• **Extracts from a graphics dataset**
=== Begin Enclosure ===

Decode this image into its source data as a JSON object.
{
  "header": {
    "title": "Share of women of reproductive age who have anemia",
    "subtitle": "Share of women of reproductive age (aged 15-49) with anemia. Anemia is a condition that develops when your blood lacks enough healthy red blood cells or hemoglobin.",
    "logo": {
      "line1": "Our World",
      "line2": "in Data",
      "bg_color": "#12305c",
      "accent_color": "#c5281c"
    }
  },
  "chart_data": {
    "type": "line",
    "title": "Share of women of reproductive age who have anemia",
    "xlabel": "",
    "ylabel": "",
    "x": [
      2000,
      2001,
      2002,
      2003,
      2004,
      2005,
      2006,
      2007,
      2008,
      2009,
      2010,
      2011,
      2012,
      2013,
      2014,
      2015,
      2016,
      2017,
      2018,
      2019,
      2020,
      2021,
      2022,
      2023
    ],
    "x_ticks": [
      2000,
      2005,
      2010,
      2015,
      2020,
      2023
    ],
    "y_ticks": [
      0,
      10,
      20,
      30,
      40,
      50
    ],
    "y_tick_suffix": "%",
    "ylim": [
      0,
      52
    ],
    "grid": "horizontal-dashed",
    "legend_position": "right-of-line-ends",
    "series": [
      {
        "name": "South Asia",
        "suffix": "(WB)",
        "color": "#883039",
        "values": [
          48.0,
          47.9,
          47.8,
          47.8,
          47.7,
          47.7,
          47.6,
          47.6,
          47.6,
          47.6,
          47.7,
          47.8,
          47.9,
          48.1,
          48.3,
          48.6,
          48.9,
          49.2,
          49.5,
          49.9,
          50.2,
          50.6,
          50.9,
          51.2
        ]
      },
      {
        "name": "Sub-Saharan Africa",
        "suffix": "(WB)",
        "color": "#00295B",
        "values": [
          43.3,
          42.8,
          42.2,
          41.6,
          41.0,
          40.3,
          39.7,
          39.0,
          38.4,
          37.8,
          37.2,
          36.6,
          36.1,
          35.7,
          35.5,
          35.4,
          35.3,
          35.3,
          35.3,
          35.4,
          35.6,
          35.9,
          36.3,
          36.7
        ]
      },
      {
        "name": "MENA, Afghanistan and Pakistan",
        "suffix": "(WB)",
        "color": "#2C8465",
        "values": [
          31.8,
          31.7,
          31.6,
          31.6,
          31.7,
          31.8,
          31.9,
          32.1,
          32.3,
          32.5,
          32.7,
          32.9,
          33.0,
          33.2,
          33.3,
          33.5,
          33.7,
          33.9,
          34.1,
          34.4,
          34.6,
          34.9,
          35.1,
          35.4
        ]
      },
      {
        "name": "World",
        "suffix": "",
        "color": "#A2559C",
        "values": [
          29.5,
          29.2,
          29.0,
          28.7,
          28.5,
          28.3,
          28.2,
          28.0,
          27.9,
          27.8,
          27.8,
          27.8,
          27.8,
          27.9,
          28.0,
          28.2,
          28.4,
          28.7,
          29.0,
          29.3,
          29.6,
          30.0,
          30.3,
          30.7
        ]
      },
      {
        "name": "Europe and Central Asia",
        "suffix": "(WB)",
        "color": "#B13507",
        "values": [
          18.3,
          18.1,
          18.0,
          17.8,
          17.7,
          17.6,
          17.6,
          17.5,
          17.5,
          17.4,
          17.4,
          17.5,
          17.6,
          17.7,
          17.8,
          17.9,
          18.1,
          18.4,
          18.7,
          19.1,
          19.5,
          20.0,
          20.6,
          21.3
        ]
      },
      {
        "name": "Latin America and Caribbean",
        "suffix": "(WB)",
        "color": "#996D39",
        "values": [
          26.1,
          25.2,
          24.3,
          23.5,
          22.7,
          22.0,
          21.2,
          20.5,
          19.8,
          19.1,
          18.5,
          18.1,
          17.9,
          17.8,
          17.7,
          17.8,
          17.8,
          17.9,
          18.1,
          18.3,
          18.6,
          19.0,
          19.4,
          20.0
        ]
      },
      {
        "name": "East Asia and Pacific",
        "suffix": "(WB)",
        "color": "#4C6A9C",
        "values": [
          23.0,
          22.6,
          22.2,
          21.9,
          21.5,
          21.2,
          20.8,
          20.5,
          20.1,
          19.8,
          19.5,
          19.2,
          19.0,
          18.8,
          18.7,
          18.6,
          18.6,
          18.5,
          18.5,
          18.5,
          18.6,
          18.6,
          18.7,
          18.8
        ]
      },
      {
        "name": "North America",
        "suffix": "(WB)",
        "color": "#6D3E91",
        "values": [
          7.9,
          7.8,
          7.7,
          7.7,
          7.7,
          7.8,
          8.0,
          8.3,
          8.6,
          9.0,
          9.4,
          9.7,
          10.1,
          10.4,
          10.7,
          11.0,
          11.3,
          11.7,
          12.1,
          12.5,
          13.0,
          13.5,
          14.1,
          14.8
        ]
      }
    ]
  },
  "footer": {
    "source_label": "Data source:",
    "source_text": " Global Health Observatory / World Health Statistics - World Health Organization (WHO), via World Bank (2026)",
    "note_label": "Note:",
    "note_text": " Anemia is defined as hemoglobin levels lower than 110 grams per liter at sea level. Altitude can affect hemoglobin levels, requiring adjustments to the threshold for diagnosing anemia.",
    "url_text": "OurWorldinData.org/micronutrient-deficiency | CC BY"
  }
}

=== End Enclosure ===

• **WORK ORDER**
Retype the records above in full, exactly.

• **REPLY TO THE TASK**
Decode this image into its source data as a JSON object.
{
  "header": {
    "title": "Share of women of reproductive age who have anemia",
    "subtitle": "Share of women of reproductive age (aged 15-49) with anemia. Anemia is a condition that develops when your blood lacks enough healthy red blood cells or hemoglobin.",
    "logo": {
      "line1": "Our World",
      "line2": "in Data",
      "bg_color": "#12305c",
      "accent_color": "#c5281c"
    }
  },
  "chart_data": {
    "type": "line",
    "title": "Share of women of reproductive age who have anemia",
    "xlabel": "",
    "ylabel": "",
    "x": [
      2000,
      2001,
      2002,
      2003,
      2004,
      2005,
      2006,
      2007,
      2008,
      2009,
      2010,
      2011,
      2012,
      2013,
      2014,
      2015,
      2016,
      2017,
      2018,
      2019,
      2020,
      2021,
      2022,
      2023
    ],
    "x_ticks": [
      2000,
      2005,
      2010,
      2015,
      2020,
      2023
    ],
    "y_ticks": [
      0,
      10,
      20,
      30,
      40,
      50
    ],
    "y_tick_suffix": "%",
    "ylim": [
      0,
      52
    ],
    "grid": "horizontal-dashed",
    "legend_position": "right-of-line-ends",
    "series": [
      {
        "name": "South Asia",
        "suffix": "(WB)",
        "color": "#883039",
        "values": [
          48.0,
          47.9,
          47.8,
          47.8,
          47.7,
          47.7,
          47.6,
          47.6,
          47.6,
          47.6,
          47.7,
          47.8,
          47.9,
          48.1,
          48.3,
          48.6,
          48.9,
          49.2,
          49.5,
          49.9,
          50.2,
          50.6,
          50.9,
          51.2
        ]
      },
      {
        "name": "Sub-Saharan Africa",
        "suffix": "(WB)",
        "color": "#00295B",
        "values": [
          43.3,
          42.8,
          42.2,
          41.6,
          41.0,
          40.3,
          39.7,
          39.0,
          38.4,
          37.8,
          37.2,
          36.6,
          36.1,
          35.7,
          35.5,
          35.4,
          35.3,
          35.3,
          35.3,
          35.4,
          35.6,
          35.9,
          36.3,
          36.7
        ]
      },
      {
        "name": "MENA, Afghanistan and Pakistan",
        "suffix": "(WB)",
        "color": "#2C8465",
        "values": [
          31.8,
          31.7,
          31.6,
          31.6,
          31.7,
          31.8,
          31.9,
          32.1,
          32.3,
          32.5,
          32.7,
          32.9,
          33.0,
          33.2,
          33.3,
          33.5,
          33.7,
          33.9,
          34.1,
          34.4,
          34.6,
          34.9,
          35.1,
          35.4
        ]
      },
      {
        "name": "World",
        "suffix": "",
        "color": "#A2559C",
        "values": [
          29.5,
          29.2,
          29.0,
          28.7,
          28.5,
          28.3,
          28.2,
          28.0,
          27.9,
          27.8,
          27.8,
          27.8,
          27.8,
          27.9,
          28.0,
          28.2,
          28.4,
          28.7,
          29.0,
          29.3,
          29.6,
          30.0,
          30.3,
          30.7
        ]
      },
      {
        "name": "Europe and Central Asia",
        "suffix": "(WB)",
        "color": "#B13507",
        "values": [
          18.3,
          18.1,
          18.0,
          17.8,
          17.7,
          17.6,
          17.6,
          17.5,
          17.5,
          17.4,
          17.4,
          17.5,
          17.6,
          17.7,
          17.8,
          17.9,
          18.1,
          18.4,
          18.7,
          19.1,
          19.5,
          20.0,
          20.6,
          21.3
        ]
      },
      {
        "name": "Latin America and Caribbean",
        "suffix": "(WB)",
        "color": "#996D39",
        "values": [
          26.1,
          25.2,
          24.3,
          23.5,
          22.7,
          22.0,
          21.2,
          20.5,
          19.8,
          19.1,
          18.5,
          18.1,
          17.9,
          17.8,
          17.7,
          17.8,
          17.8,
          17.9,
          18.1,
          18.3,
          18.6,
          19.0,
          19.4,
          20.0
        ]
      },
      {
        "name": "East Asia and Pacific",
        "suffix": "(WB)",
        "color": "#4C6A9C",
        "values": [
          23.0,
          22.6,
          22.2,
          21.9,
          21.5,
          21.2,
          20.8,
          20.5,
          20.1,
          19.8,
          19.5,
          19.2,
          19.0,
          18.8,
          18.7,
          18.6,
          18.6,
          18.5,
          18.5,
          18.5,
          18.6,
          18.6,
          18.7,
          18.8
        ]
      },
      {
        "name": "North America",
        "suffix": "(WB)",
        "color": "#6D3E91",
        "values": [
          7.9,
          7.8,
          7.7,
          7.7,
          7.7,
          7.8,
          8.0,
          8.3,
          8.6,
          9.0,
          9.4,
          9.7,
          10.1,
          10.4,
          10.7,
          11.0,
          11.3,
          11.7,
          12.1,
          12.5,
          13.0,
          13.5,
          14.1,
          14.8
        ]
      }
    ]
  },
  "footer": {
    "source_label": "Data source:",
    "source_text": " Global Health Observatory / World Health Statistics - World Health Organization (WHO), via World Bank (2026)",
    "note_label": "Note:",
    "note_text": " Anemia is defined as hemoglobin levels lower than 110 grams per liter at sea level. Altitude can affect hemoglobin levels, requiring adjustments to the threshold for diagnosing anemia.",
    "url_text": "OurWorldinData.org/micronutrient-deficiency | CC BY"
  }
}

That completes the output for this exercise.